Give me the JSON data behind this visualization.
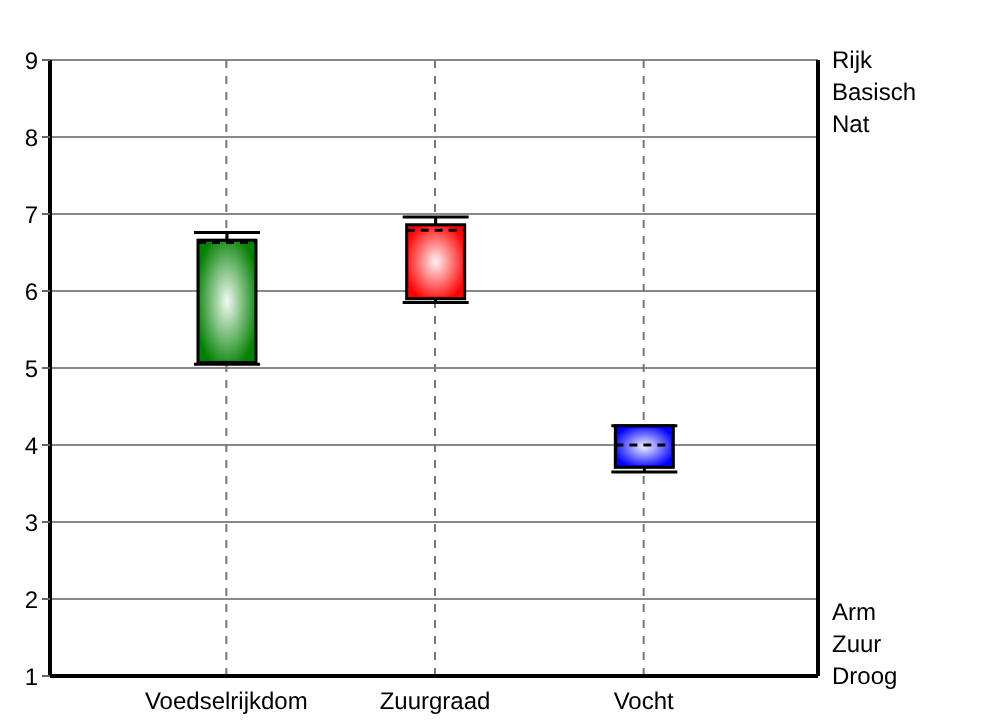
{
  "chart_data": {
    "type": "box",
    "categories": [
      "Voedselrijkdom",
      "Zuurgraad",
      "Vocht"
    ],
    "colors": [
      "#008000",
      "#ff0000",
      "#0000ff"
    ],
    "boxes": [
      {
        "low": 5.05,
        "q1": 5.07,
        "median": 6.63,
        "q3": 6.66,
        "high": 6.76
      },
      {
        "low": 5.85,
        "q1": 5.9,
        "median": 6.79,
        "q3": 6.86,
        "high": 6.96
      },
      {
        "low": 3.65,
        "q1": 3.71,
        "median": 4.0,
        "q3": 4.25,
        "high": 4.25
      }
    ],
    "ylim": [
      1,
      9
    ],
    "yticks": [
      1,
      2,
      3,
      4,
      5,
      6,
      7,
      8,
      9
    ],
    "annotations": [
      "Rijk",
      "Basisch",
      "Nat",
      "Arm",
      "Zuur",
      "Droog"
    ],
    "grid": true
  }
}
========================
### Requirements
Transcribe the records verbatim and omit the images.

### The answer
Give me the JSON data behind this visualization.
{
  "chart_data": {
    "type": "box",
    "categories": [
      "Voedselrijkdom",
      "Zuurgraad",
      "Vocht"
    ],
    "colors": [
      "#008000",
      "#ff0000",
      "#0000ff"
    ],
    "boxes": [
      {
        "low": 5.05,
        "q1": 5.07,
        "median": 6.63,
        "q3": 6.66,
        "high": 6.76
      },
      {
        "low": 5.85,
        "q1": 5.9,
        "median": 6.79,
        "q3": 6.86,
        "high": 6.96
      },
      {
        "low": 3.65,
        "q1": 3.71,
        "median": 4.0,
        "q3": 4.25,
        "high": 4.25
      }
    ],
    "ylim": [
      1,
      9
    ],
    "yticks": [
      1,
      2,
      3,
      4,
      5,
      6,
      7,
      8,
      9
    ],
    "annotations": [
      "Rijk",
      "Basisch",
      "Nat",
      "Arm",
      "Zuur",
      "Droog"
    ],
    "grid": true
  }
}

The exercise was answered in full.